▸ Task prompt
Without the pictures, return each record as it appears.

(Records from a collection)
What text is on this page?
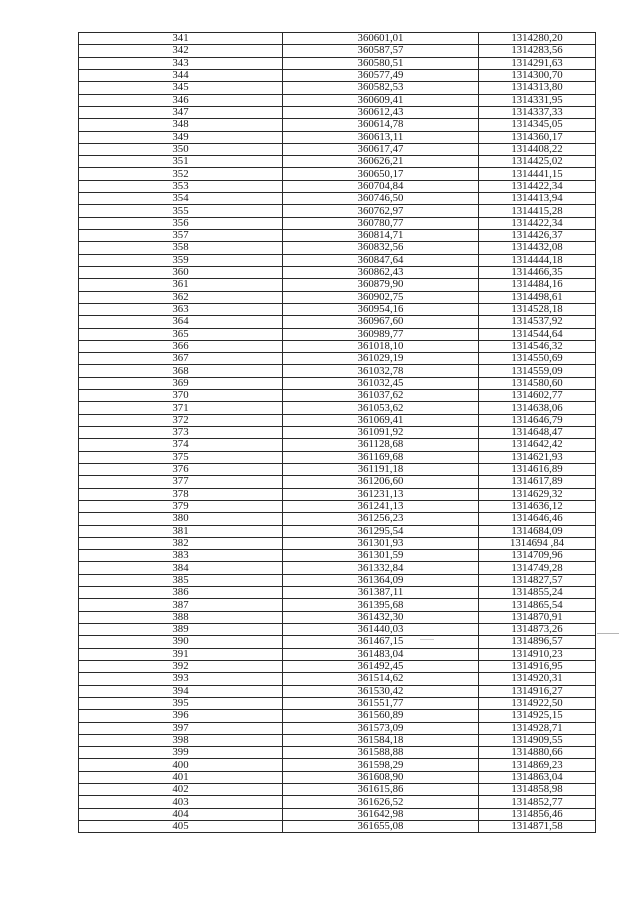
341	360601,01	1314280,20
342	360587,57	1314283,56
343	360580,51	1314291,63
344	360577,49	1314300,70
345	360582,53	1314313,80
346	360609,41	1314331,95
347	360612,43	1314337,33
348	360614,78	1314345,05
349	360613,11	1314360,17
350	360617,47	1314408,22
351	360626,21	1314425,02
352	360650,17	1314441,15
353	360704,84	1314422,34
354	360746,50	1314413,94
355	360762,97	1314415,28
356	360780,77	1314422,34
357	360814,71	1314426,37
358	360832,56	1314432,08
359	360847,64	1314444,18
360	360862,43	1314466,35
361	360879,90	1314484,16
362	360902,75	1314498,61
363	360954,16	1314528,18
364	360967,60	1314537,92
365	360989,77	1314544,64
366	361018,10	1314546,32
367	361029,19	1314550,69
368	361032,78	1314559,09
369	361032,45	1314580,60
370	361037,62	1314602,77
371	361053,62	1314638,06
372	361069,41	1314646,79
373	361091,92	1314648,47
374	361128,68	1314642,42
375	361169,68	1314621,93
376	361191,18	1314616,89
377	361206,60	1314617,89
378	361231,13	1314629,32
379	361241,13	1314636,12
380	361256,23	1314646,46
381	361295,54	1314684,09
382	361301,93	1314694 ,84
383	361301,59	1314709,96
384	361332,84	1314749,28
385	361364,09	1314827,57
386	361387,11	1314855,24
387	361395,68	1314865,54
388	361432,30	1314870,91
389	361440,03	1314873,26
390	361467,15	1314896,57
391	361483,04	1314910,23
392	361492,45	1314916,95
393	361514,62	1314920,31
394	361530,42	1314916,27
395	361551,77	1314922,50
396	361560,89	1314925,15
397	361573,09	1314928,71
398	361584,18	1314909,55
399	361588,88	1314880,66
400	361598,29	1314869,23
401	361608,90	1314863,04
402	361615,86	1314858,98
403	361626,52	1314852,77
404	361642,98	1314856,46
405	361655,08	1314871,58
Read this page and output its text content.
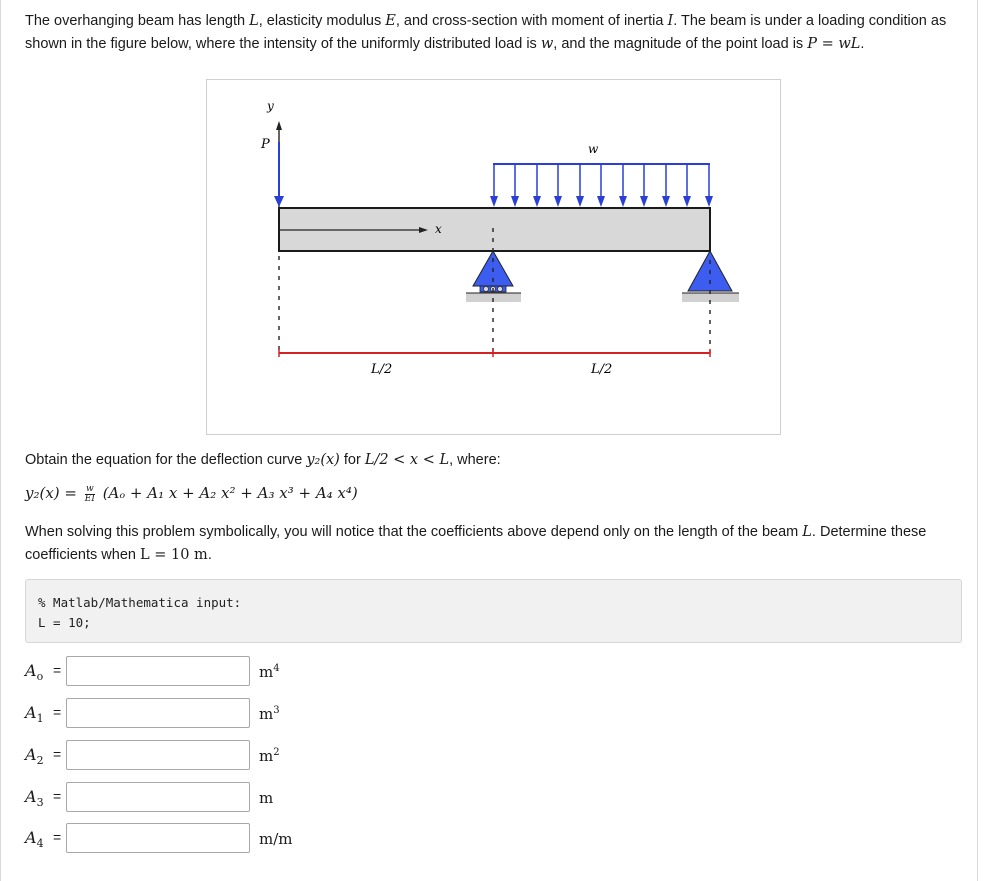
The overhanging beam has length L, elasticity modulus E, and cross-section with moment of inertia I. The beam is under a loading condition as shown in the figure below, where the intensity of the uniformly distributed load is w, and the magnitude of the point load is P = wL.
y
P	w
x
L/2	L/2
Obtain the equation for the deflection curve y₂(x) for L/2 < x < L, where:
$y_2(x) = \frac{w}{EI} (A_o + A_1$ x + A₂ x² + A₃ x³ + A₄ x⁴)
When solving this problem symbolically, you will notice that the coefficients above depend only on the length of the beam L. Determine these coefficients when L = 10 m.
% Matlab/Mathematica input:
L = 10;
$A_o$ =	$m^4$
$A_1$ =	$m^3$
$A_2$ =	$m^2$
$A_3$ =	m
$A_4$ =	m/m
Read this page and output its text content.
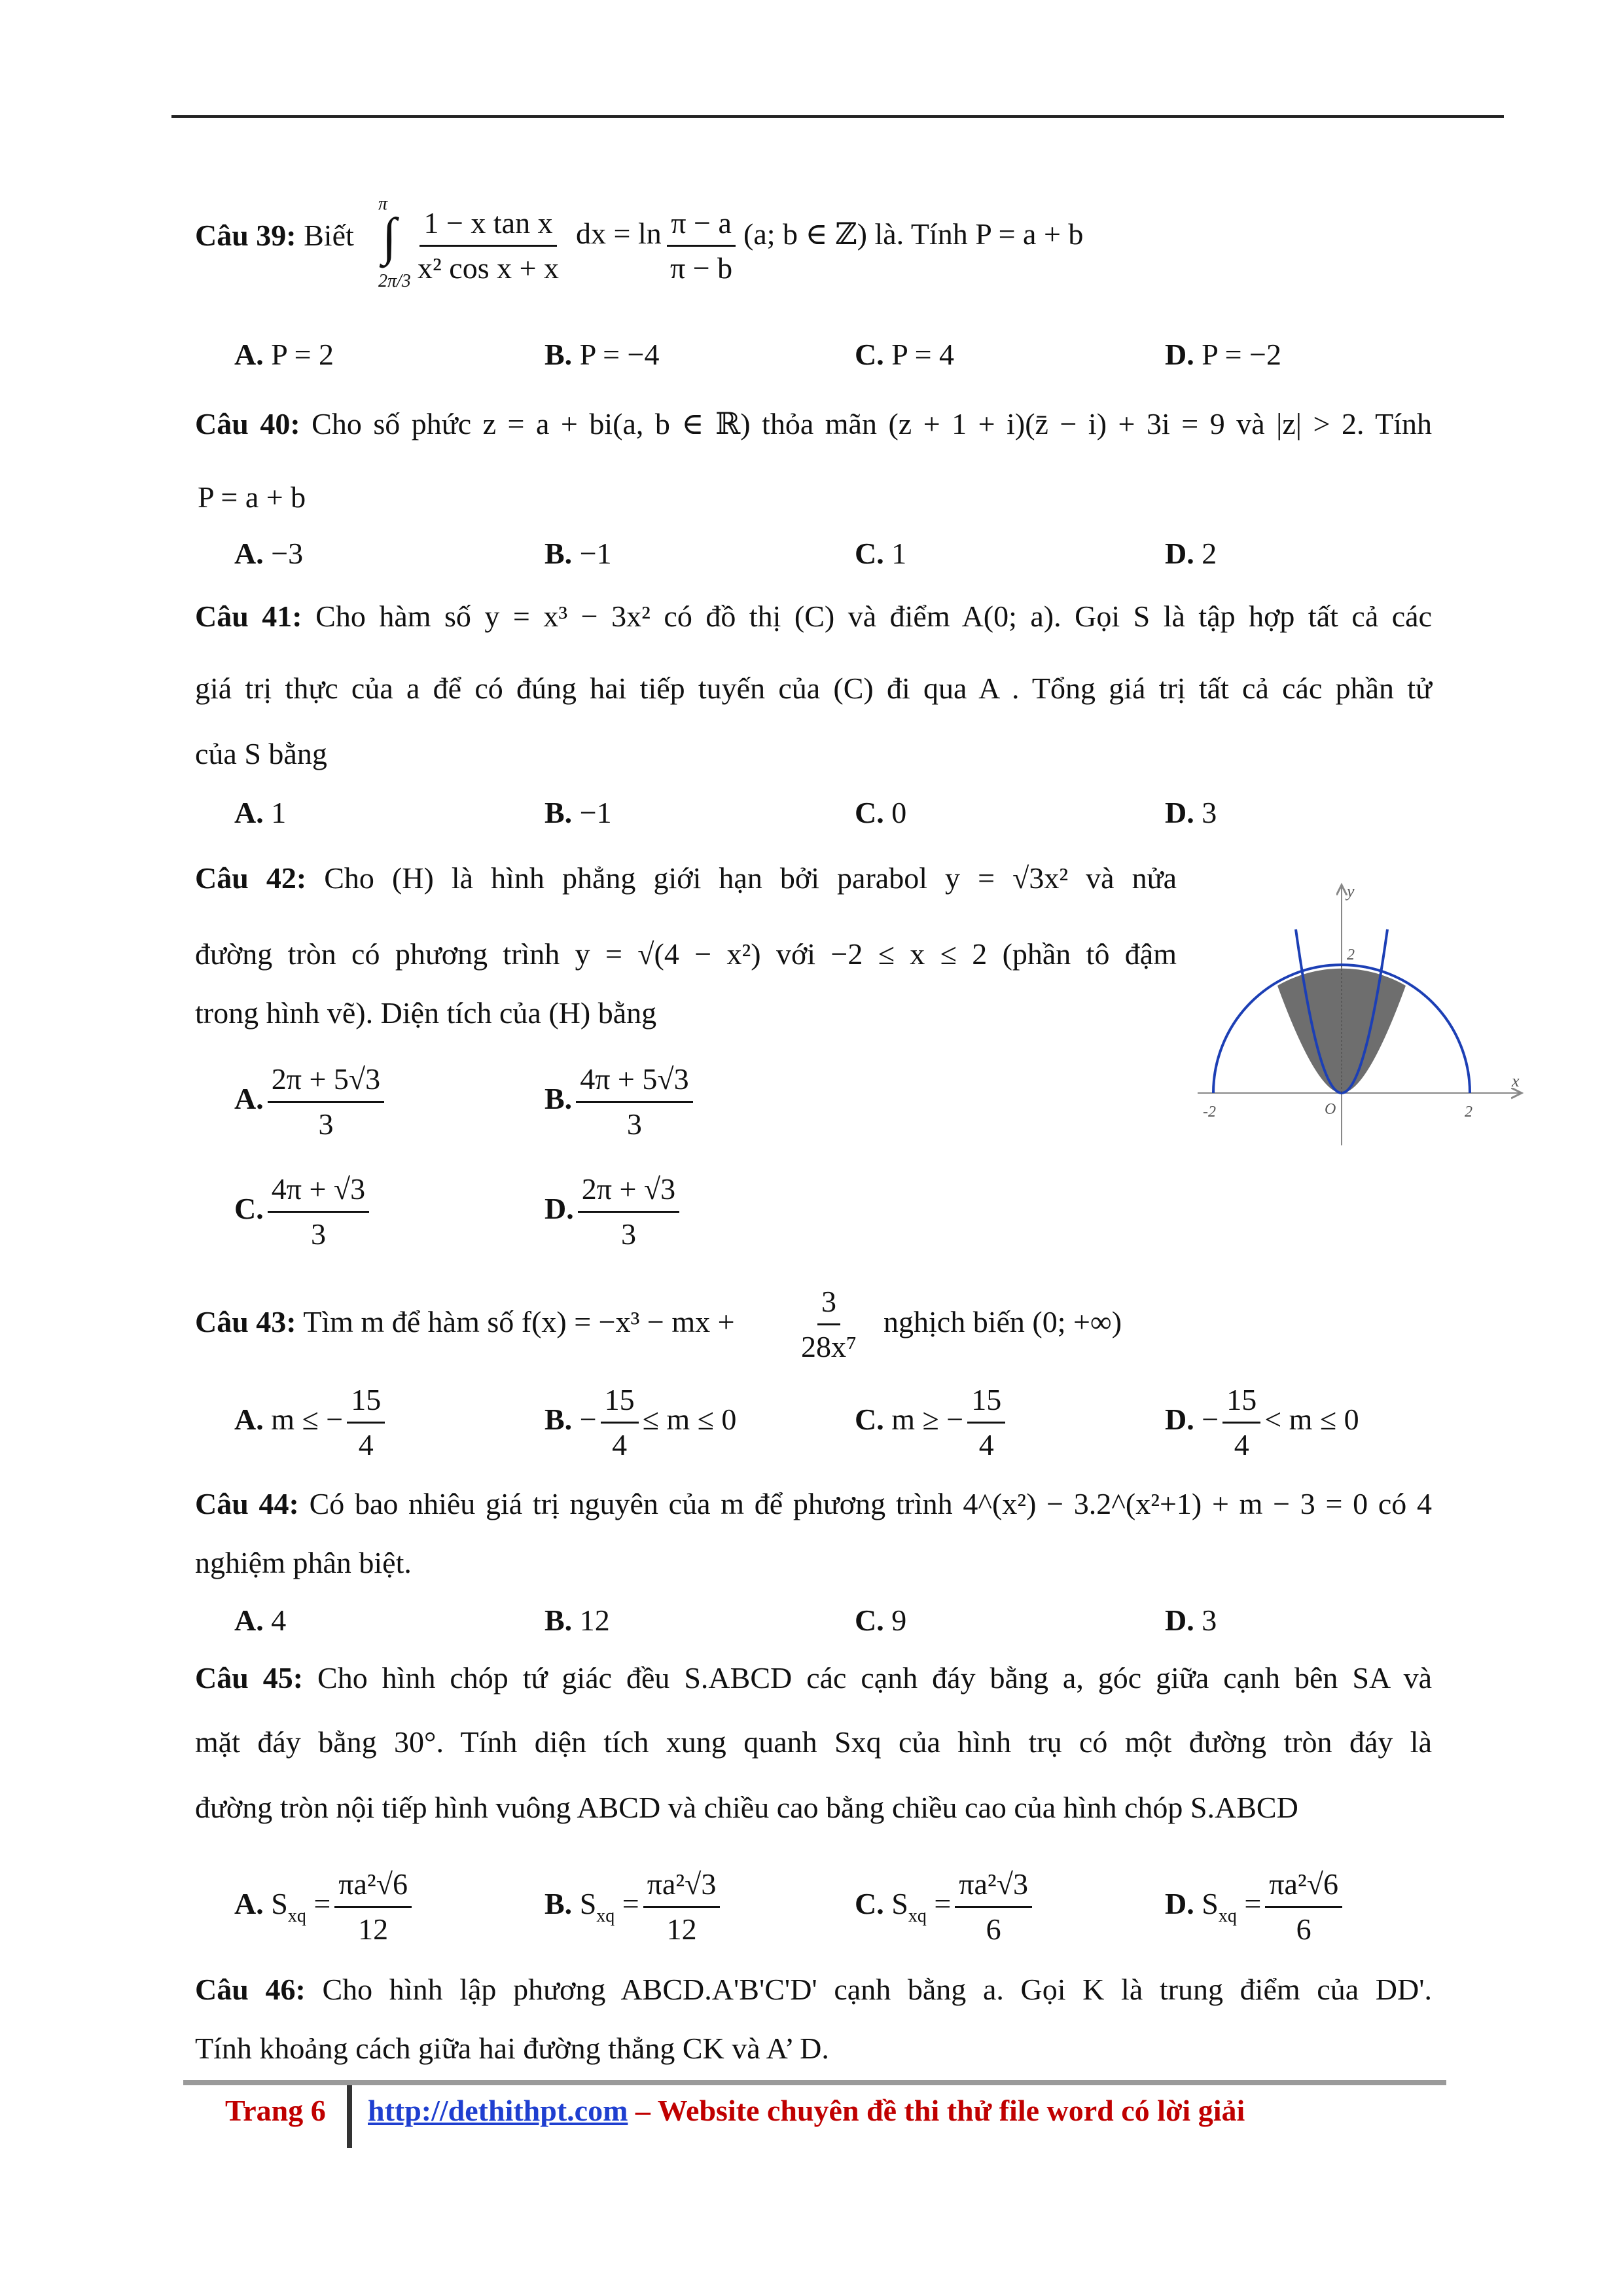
Câu 39: Biết
π
∫
$2\pi/3 \frac{\text{1 − x tan x}}{\text{x² cos x + x}}$ dx = $\ln \frac{\pi - a}{\pi - b} (a$; b ∈ ℤ) là. Tính P = a + b
A. P = 2	B. P = −4	C. P = 4	D. P = −2
Câu 40: Cho số phức z = a + bi(a, b ∈ ℝ) thỏa mãn (z + 1 + i)(z̄ − i) + 3i = 9 và |z| > 2. Tính
P = a + b
A. −3	B. −1	C. 1	D. 2
Câu 41: Cho hàm số y = x³ − 3x² có đồ thị (C) và điểm A(0; a). Gọi S là tập hợp tất cả các
giá trị thực của a để có đúng hai tiếp tuyến của (C) đi qua A . Tổng giá trị tất cả các phần tử
của S bằng
A. 1	B. −1	C. 0	D. 3
Câu 42: Cho (H) là hình phẳng giới hạn bởi parabol y = √3x² và nửa
đường tròn có phương trình y = √(4 − x²) với −2 ≤ x ≤ 2 (phần tô đậm
trong hình vẽ). Diện tích của (H) bằng
A. $\frac{2\pi + 5√3}{3}$	B. $\frac{4\pi + 5√3}{3}$
C. $\frac{4\pi + √3}{3}$	D. $\frac{2\pi + √3}{3}$
y
x
-2	2
2
O
Câu 43: Tìm m để hàm số f(x) = −x³ − mx + $\frac{3}{\text{28x⁷}}$ nghịch biến (0; +∞)
A. m ≤ − $\frac{15}{4}$	B. − $\frac{15}{4} \le m \le 0$	C. m ≥ − $\frac{15}{4}$	D. − $\frac{15}{4} < m \le 0$
Câu 44: Có bao nhiêu giá trị nguyên của m để phương trình 4^(x²) − 3.2^(x²+1) + m − 3 = 0 có 4
nghiệm phân biệt.
A. 4	B. 12	C. 9	D. 3
Câu 45: Cho hình chóp tứ giác đều S.ABCD các cạnh đáy bằng a, góc giữa cạnh bên SA và
mặt đáy bằng 30°. Tính diện tích xung quanh Sxq của hình trụ có một đường tròn đáy là
đường tròn nội tiếp hình vuông ABCD và chiều cao bằng chiều cao của hình chóp S.ABCD
A. $S_{xq} = \frac{\text{πa²√6}}{12}$	B. $S_{xq} = \frac{\text{πa²√3}}{12}$	C. $S_{xq} = \frac{\text{πa²√3}}{6}$	D. $S_{xq} = \frac{\text{πa²√6}}{6}$
Câu 46: Cho hình lập phương ABCD.A'B'C'D' cạnh bằng a. Gọi K là trung điểm của DD'.
Tính khoảng cách giữa hai đường thẳng CK và A’ D.
Trang 6 http://dethithpt.com – Website chuyên đề thi thử file word có lời giải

▸ The answer
What text is on this page?
341	360601,01	1314280,20
342	360587,57	1314283,56
343	360580,51	1314291,63
344	360577,49	1314300,70
345	360582,53	1314313,80
346	360609,41	1314331,95
347	360612,43	1314337,33
348	360614,78	1314345,05
349	360613,11	1314360,17
350	360617,47	1314408,22
351	360626,21	1314425,02
352	360650,17	1314441,15
353	360704,84	1314422,34
354	360746,50	1314413,94
355	360762,97	1314415,28
356	360780,77	1314422,34
357	360814,71	1314426,37
358	360832,56	1314432,08
359	360847,64	1314444,18
360	360862,43	1314466,35
361	360879,90	1314484,16
362	360902,75	1314498,61
363	360954,16	1314528,18
364	360967,60	1314537,92
365	360989,77	1314544,64
366	361018,10	1314546,32
367	361029,19	1314550,69
368	361032,78	1314559,09
369	361032,45	1314580,60
370	361037,62	1314602,77
371	361053,62	1314638,06
372	361069,41	1314646,79
373	361091,92	1314648,47
374	361128,68	1314642,42
375	361169,68	1314621,93
376	361191,18	1314616,89
377	361206,60	1314617,89
378	361231,13	1314629,32
379	361241,13	1314636,12
380	361256,23	1314646,46
381	361295,54	1314684,09
382	361301,93	1314694 ,84
383	361301,59	1314709,96
384	361332,84	1314749,28
385	361364,09	1314827,57
386	361387,11	1314855,24
387	361395,68	1314865,54
388	361432,30	1314870,91
389	361440,03	1314873,26
390	361467,15	1314896,57
391	361483,04	1314910,23
392	361492,45	1314916,95
393	361514,62	1314920,31
394	361530,42	1314916,27
395	361551,77	1314922,50
396	361560,89	1314925,15
397	361573,09	1314928,71
398	361584,18	1314909,55
399	361588,88	1314880,66
400	361598,29	1314869,23
401	361608,90	1314863,04
402	361615,86	1314858,98
403	361626,52	1314852,77
404	361642,98	1314856,46
405	361655,08	1314871,58
Read this page and output its text content.
The overhanging beam has length L, elasticity modulus E, and cross-section with moment of inertia I. The beam is under a loading condition as shown in the figure below, where the intensity of the uniformly distributed load is w, and the magnitude of the point load is P = wL.
y
P	w
x
L/2	L/2
Obtain the equation for the deflection curve y₂(x) for L/2 < x < L, where:
$y_2(x) = \frac{w}{EI} (A_o + A_1$ x + A₂ x² + A₃ x³ + A₄ x⁴)
When solving this problem symbolically, you will notice that the coefficients above depend only on the length of the beam L. Determine these coefficients when L = 10 m.
% Matlab/Mathematica input:
L = 10;
$A_o$ =	$m^4$
$A_1$ =	$m^3$
$A_2$ =	$m^2$
$A_3$ =	m
$A_4$ =	m/m
Read this page and output its text content.
Câu 39: Biết
π
∫
$2\pi/3 \frac{\text{1 − x tan x}}{\text{x² cos x + x}}$ dx = $\ln \frac{\pi - a}{\pi - b} (a$; b ∈ ℤ) là. Tính P = a + b
A. P = 2	B. P = −4	C. P = 4	D. P = −2
Câu 40: Cho số phức z = a + bi(a, b ∈ ℝ) thỏa mãn (z + 1 + i)(z̄ − i) + 3i = 9 và |z| > 2. Tính
P = a + b
A. −3	B. −1	C. 1	D. 2
Câu 41: Cho hàm số y = x³ − 3x² có đồ thị (C) và điểm A(0; a). Gọi S là tập hợp tất cả các
giá trị thực của a để có đúng hai tiếp tuyến của (C) đi qua A . Tổng giá trị tất cả các phần tử
của S bằng
A. 1	B. −1	C. 0	D. 3
Câu 42: Cho (H) là hình phẳng giới hạn bởi parabol y = √3x² và nửa
đường tròn có phương trình y = √(4 − x²) với −2 ≤ x ≤ 2 (phần tô đậm
trong hình vẽ). Diện tích của (H) bằng
A. $\frac{2\pi + 5√3}{3}$	B. $\frac{4\pi + 5√3}{3}$
C. $\frac{4\pi + √3}{3}$	D. $\frac{2\pi + √3}{3}$
y
x
-2	2
2
O
Câu 43: Tìm m để hàm số f(x) = −x³ − mx + $\frac{3}{\text{28x⁷}}$ nghịch biến (0; +∞)
A. m ≤ − $\frac{15}{4}$	B. − $\frac{15}{4} \le m \le 0$	C. m ≥ − $\frac{15}{4}$	D. − $\frac{15}{4} < m \le 0$
Câu 44: Có bao nhiêu giá trị nguyên của m để phương trình 4^(x²) − 3.2^(x²+1) + m − 3 = 0 có 4
nghiệm phân biệt.
A. 4	B. 12	C. 9	D. 3
Câu 45: Cho hình chóp tứ giác đều S.ABCD các cạnh đáy bằng a, góc giữa cạnh bên SA và
mặt đáy bằng 30°. Tính diện tích xung quanh Sxq của hình trụ có một đường tròn đáy là
đường tròn nội tiếp hình vuông ABCD và chiều cao bằng chiều cao của hình chóp S.ABCD
A. $S_{xq} = \frac{\text{πa²√6}}{12}$	B. $S_{xq} = \frac{\text{πa²√3}}{12}$	C. $S_{xq} = \frac{\text{πa²√3}}{6}$	D. $S_{xq} = \frac{\text{πa²√6}}{6}$
Câu 46: Cho hình lập phương ABCD.A'B'C'D' cạnh bằng a. Gọi K là trung điểm của DD'.
Tính khoảng cách giữa hai đường thẳng CK và A’ D.
Trang 6 http://dethithpt.com – Website chuyên đề thi thử file word có lời giải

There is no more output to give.